[Stored records]
-*-

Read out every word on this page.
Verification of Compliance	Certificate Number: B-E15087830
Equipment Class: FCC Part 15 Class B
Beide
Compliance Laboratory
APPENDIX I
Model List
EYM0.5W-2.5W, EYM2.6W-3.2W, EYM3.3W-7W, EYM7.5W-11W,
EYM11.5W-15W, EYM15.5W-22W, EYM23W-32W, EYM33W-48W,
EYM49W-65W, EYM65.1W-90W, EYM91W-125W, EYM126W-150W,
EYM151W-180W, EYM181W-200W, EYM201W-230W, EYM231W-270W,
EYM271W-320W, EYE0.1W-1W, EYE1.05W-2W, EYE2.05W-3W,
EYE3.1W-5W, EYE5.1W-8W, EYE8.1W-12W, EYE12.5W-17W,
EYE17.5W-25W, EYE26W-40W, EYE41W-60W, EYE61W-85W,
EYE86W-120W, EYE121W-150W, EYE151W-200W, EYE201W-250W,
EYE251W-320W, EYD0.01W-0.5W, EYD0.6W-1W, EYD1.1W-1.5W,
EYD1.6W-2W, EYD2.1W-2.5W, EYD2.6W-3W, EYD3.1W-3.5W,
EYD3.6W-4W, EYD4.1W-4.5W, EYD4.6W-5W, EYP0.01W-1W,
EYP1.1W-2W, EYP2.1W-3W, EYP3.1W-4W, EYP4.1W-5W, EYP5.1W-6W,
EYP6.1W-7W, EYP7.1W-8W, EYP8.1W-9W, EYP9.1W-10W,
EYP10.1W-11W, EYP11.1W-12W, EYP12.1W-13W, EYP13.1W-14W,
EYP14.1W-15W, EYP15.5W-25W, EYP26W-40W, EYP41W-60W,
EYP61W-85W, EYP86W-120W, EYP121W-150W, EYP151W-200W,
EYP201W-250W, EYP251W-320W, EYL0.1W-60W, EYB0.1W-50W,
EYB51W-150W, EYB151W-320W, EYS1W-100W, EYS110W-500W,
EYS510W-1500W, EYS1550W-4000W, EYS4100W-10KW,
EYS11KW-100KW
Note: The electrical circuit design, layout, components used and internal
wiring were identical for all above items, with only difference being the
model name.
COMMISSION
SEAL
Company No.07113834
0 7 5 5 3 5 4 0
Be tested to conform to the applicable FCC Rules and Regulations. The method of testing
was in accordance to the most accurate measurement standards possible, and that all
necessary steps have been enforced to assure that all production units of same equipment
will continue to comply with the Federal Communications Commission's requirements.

-*-

* What is needed
Faithfully reproduce all of the records, character for character.

* Answer for this exercise
Read out every word on this page.
Verification of Compliance	Certificate Number: B-E15087830
Equipment Class: FCC Part 15 Class B
Beide
Compliance Laboratory
APPENDIX I
Model List
EYM0.5W-2.5W, EYM2.6W-3.2W, EYM3.3W-7W, EYM7.5W-11W,
EYM11.5W-15W, EYM15.5W-22W, EYM23W-32W, EYM33W-48W,
EYM49W-65W, EYM65.1W-90W, EYM91W-125W, EYM126W-150W,
EYM151W-180W, EYM181W-200W, EYM201W-230W, EYM231W-270W,
EYM271W-320W, EYE0.1W-1W, EYE1.05W-2W, EYE2.05W-3W,
EYE3.1W-5W, EYE5.1W-8W, EYE8.1W-12W, EYE12.5W-17W,
EYE17.5W-25W, EYE26W-40W, EYE41W-60W, EYE61W-85W,
EYE86W-120W, EYE121W-150W, EYE151W-200W, EYE201W-250W,
EYE251W-320W, EYD0.01W-0.5W, EYD0.6W-1W, EYD1.1W-1.5W,
EYD1.6W-2W, EYD2.1W-2.5W, EYD2.6W-3W, EYD3.1W-3.5W,
EYD3.6W-4W, EYD4.1W-4.5W, EYD4.6W-5W, EYP0.01W-1W,
EYP1.1W-2W, EYP2.1W-3W, EYP3.1W-4W, EYP4.1W-5W, EYP5.1W-6W,
EYP6.1W-7W, EYP7.1W-8W, EYP8.1W-9W, EYP9.1W-10W,
EYP10.1W-11W, EYP11.1W-12W, EYP12.1W-13W, EYP13.1W-14W,
EYP14.1W-15W, EYP15.5W-25W, EYP26W-40W, EYP41W-60W,
EYP61W-85W, EYP86W-120W, EYP121W-150W, EYP151W-200W,
EYP201W-250W, EYP251W-320W, EYL0.1W-60W, EYB0.1W-50W,
EYB51W-150W, EYB151W-320W, EYS1W-100W, EYS110W-500W,
EYS510W-1500W, EYS1550W-4000W, EYS4100W-10KW,
EYS11KW-100KW
Note: The electrical circuit design, layout, components used and internal
wiring were identical for all above items, with only difference being the
model name.
COMMISSION
SEAL
Company No.07113834
0 7 5 5 3 5 4 0
Be tested to conform to the applicable FCC Rules and Regulations. The method of testing
was in accordance to the most accurate measurement standards possible, and that all
necessary steps have been enforced to assure that all production units of same equipment
will continue to comply with the Federal Communications Commission's requirements.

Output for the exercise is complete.